• _SET EXERCISE_
Extract every line that includes the string "rows".

• _RECORDS FOR THE TASK_

- - - - - - -

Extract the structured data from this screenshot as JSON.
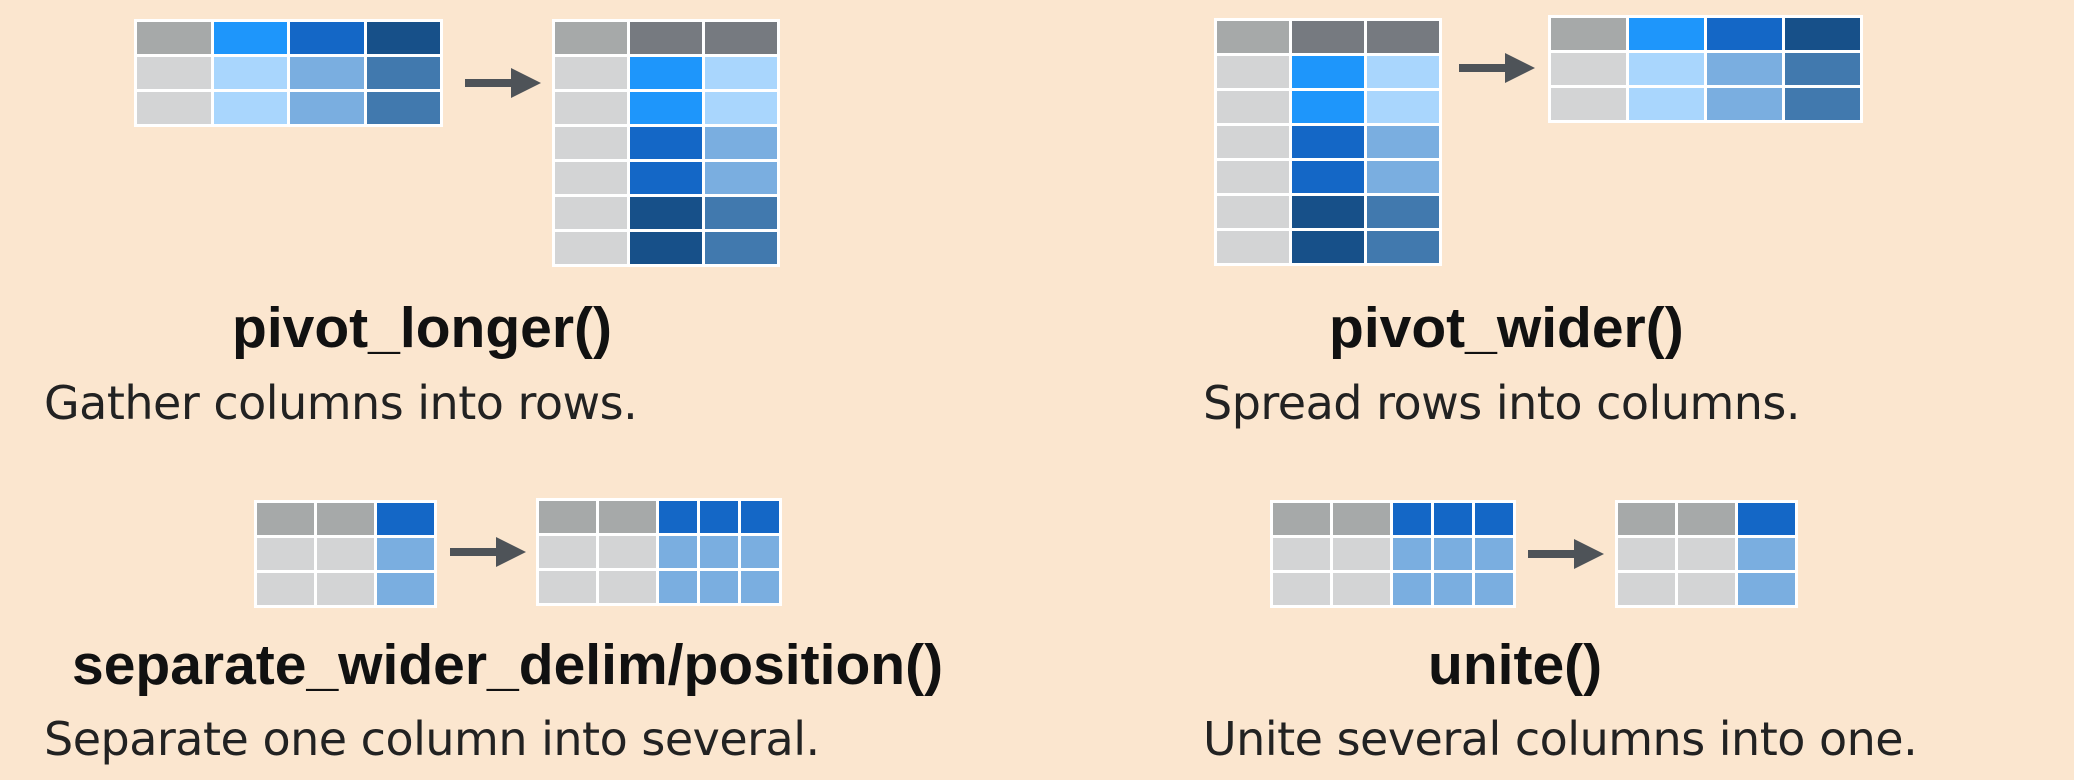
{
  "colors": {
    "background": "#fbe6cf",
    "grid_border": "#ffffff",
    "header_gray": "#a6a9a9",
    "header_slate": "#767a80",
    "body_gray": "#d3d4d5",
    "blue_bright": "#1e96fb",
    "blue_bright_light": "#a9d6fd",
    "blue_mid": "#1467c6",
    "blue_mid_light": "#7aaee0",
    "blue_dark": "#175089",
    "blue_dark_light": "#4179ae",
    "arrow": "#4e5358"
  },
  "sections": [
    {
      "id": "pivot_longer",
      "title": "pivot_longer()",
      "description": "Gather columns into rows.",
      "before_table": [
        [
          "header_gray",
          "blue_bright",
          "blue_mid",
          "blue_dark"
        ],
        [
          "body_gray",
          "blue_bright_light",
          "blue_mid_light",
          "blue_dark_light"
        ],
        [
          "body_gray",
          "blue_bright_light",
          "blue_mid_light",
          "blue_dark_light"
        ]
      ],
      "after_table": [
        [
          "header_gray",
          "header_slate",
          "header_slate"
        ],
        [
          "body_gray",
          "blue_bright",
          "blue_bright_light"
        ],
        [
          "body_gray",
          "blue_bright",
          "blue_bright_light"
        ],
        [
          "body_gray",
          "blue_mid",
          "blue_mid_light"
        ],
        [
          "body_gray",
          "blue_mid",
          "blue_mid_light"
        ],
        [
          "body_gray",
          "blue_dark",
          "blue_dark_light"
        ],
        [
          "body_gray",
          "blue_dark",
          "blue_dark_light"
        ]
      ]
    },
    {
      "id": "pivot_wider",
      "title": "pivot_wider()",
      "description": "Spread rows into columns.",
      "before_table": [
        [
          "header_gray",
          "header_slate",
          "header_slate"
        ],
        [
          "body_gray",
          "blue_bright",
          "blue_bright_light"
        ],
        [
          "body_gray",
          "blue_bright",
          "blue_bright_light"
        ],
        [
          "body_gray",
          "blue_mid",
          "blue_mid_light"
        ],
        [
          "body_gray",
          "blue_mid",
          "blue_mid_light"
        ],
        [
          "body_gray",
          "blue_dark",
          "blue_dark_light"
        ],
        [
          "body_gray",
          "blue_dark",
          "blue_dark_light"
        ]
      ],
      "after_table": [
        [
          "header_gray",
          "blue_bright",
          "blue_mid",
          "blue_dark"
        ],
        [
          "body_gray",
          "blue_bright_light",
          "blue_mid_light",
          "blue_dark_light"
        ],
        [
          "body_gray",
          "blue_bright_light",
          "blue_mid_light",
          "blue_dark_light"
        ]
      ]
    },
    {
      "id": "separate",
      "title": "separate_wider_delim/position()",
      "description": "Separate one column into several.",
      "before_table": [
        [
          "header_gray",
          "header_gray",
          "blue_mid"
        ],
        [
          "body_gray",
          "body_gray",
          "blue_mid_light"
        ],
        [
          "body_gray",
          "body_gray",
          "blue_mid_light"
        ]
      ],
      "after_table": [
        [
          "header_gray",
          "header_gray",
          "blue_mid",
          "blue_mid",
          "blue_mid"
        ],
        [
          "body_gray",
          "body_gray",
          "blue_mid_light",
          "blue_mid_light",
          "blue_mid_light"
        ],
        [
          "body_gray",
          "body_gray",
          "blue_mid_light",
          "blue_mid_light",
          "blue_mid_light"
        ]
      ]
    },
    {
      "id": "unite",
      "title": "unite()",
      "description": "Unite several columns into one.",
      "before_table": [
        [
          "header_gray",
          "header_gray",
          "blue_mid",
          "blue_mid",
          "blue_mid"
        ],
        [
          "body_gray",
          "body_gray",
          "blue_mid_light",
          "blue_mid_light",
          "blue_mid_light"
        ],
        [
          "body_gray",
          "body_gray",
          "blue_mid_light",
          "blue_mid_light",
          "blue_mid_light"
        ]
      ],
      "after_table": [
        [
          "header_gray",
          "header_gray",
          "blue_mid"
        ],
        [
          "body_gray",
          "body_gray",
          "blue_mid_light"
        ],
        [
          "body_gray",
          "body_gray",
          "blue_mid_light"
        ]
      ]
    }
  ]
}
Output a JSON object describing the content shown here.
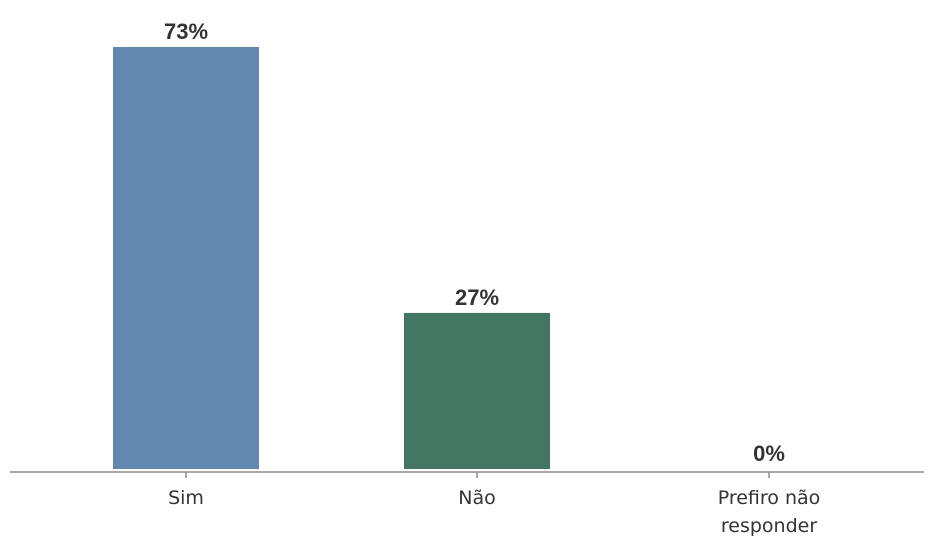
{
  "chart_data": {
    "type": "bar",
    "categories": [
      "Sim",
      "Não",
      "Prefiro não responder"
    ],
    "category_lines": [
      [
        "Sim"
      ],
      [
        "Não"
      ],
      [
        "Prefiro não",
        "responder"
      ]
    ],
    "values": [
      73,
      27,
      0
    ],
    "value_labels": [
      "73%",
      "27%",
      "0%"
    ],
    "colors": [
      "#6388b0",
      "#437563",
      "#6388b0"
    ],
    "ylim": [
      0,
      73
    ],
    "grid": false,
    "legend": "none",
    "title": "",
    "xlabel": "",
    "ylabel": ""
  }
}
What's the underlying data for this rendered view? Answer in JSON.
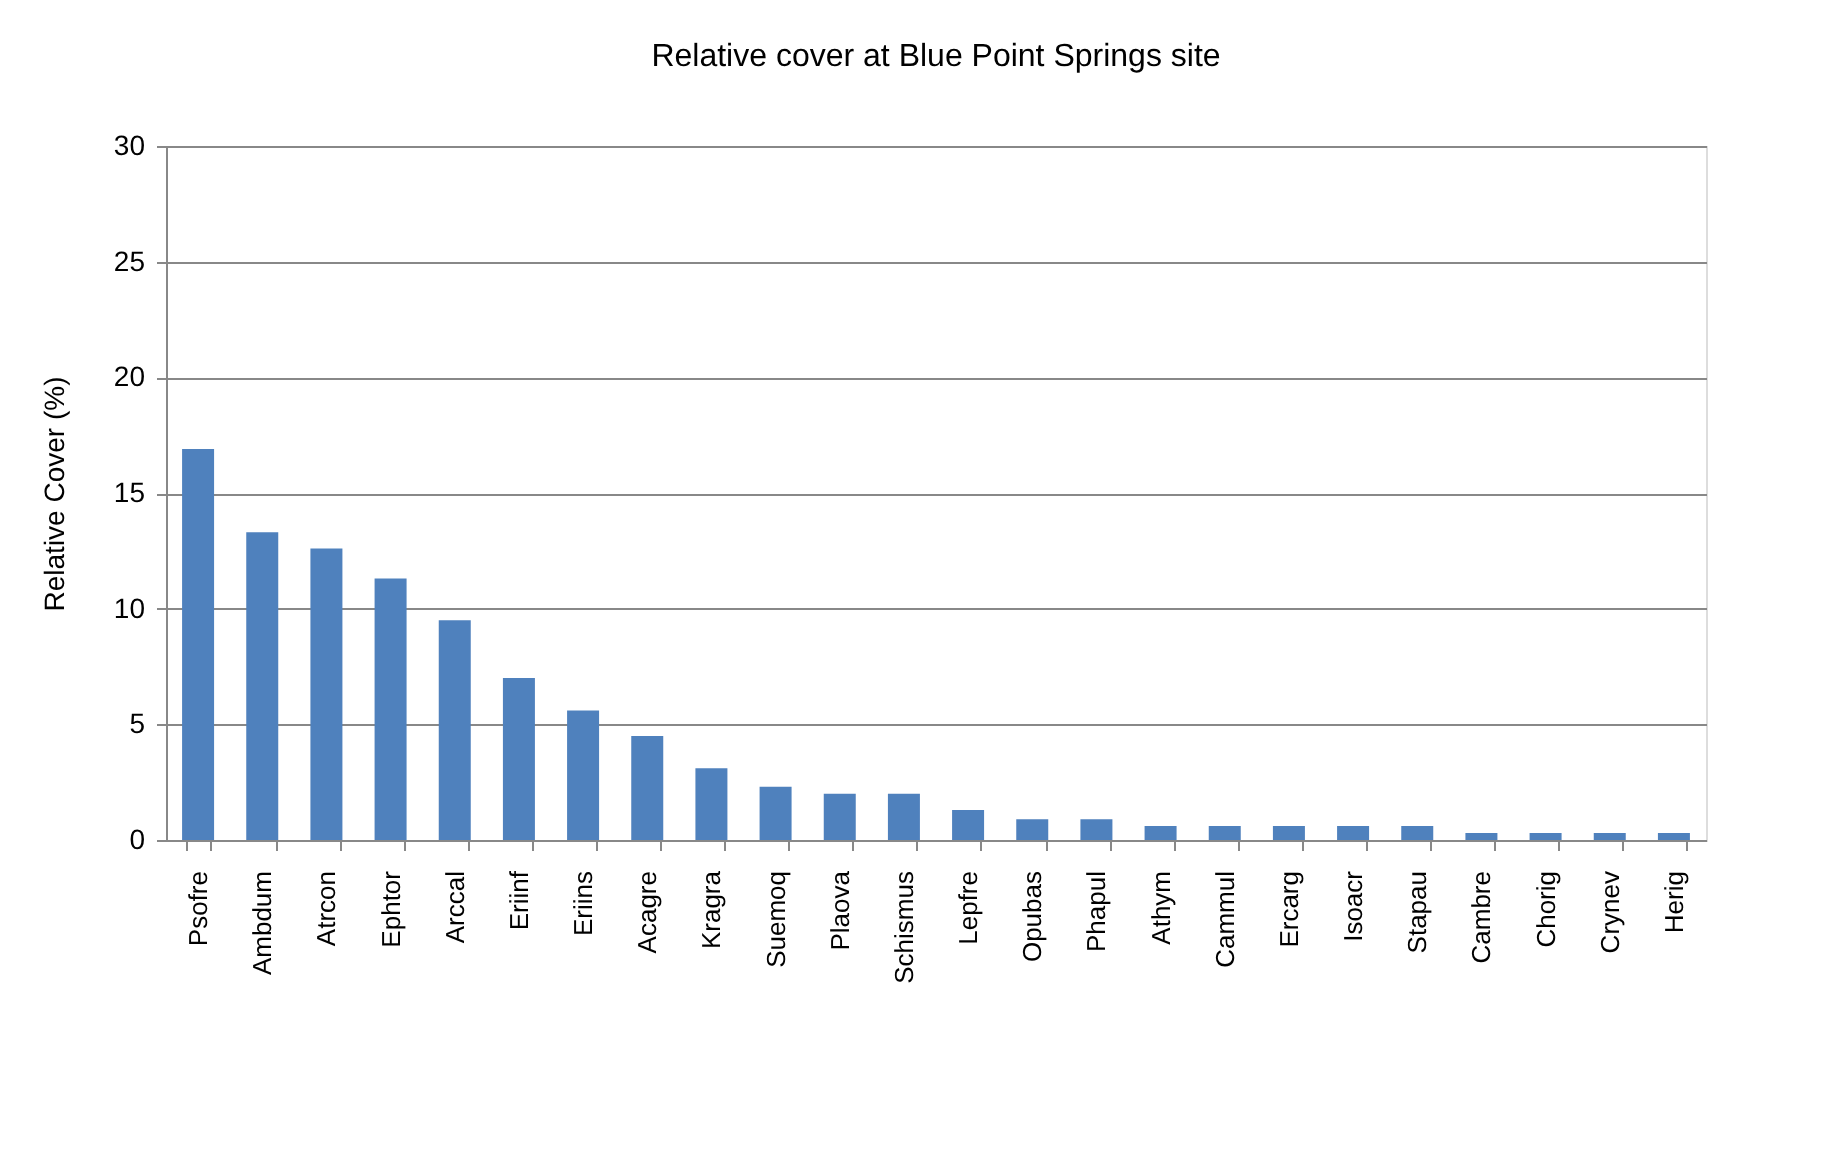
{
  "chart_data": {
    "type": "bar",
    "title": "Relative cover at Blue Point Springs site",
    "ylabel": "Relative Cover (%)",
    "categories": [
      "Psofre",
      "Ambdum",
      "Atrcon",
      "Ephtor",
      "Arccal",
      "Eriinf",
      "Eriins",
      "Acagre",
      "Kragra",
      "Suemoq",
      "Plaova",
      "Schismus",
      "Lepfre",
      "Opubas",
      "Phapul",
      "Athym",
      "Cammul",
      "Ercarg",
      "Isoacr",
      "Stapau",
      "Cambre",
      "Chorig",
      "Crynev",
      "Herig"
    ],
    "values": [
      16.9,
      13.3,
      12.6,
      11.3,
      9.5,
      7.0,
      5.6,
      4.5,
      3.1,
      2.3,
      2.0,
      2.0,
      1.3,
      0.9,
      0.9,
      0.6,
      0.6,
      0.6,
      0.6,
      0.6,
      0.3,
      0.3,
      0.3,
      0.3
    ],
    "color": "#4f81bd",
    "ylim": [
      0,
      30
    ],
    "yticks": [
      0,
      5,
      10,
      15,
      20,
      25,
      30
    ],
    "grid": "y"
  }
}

- - - - - - -

• _SOLVED EXERCISE_
      "description": "Gather columns into rows.",
      "description": "Spread rows into columns.",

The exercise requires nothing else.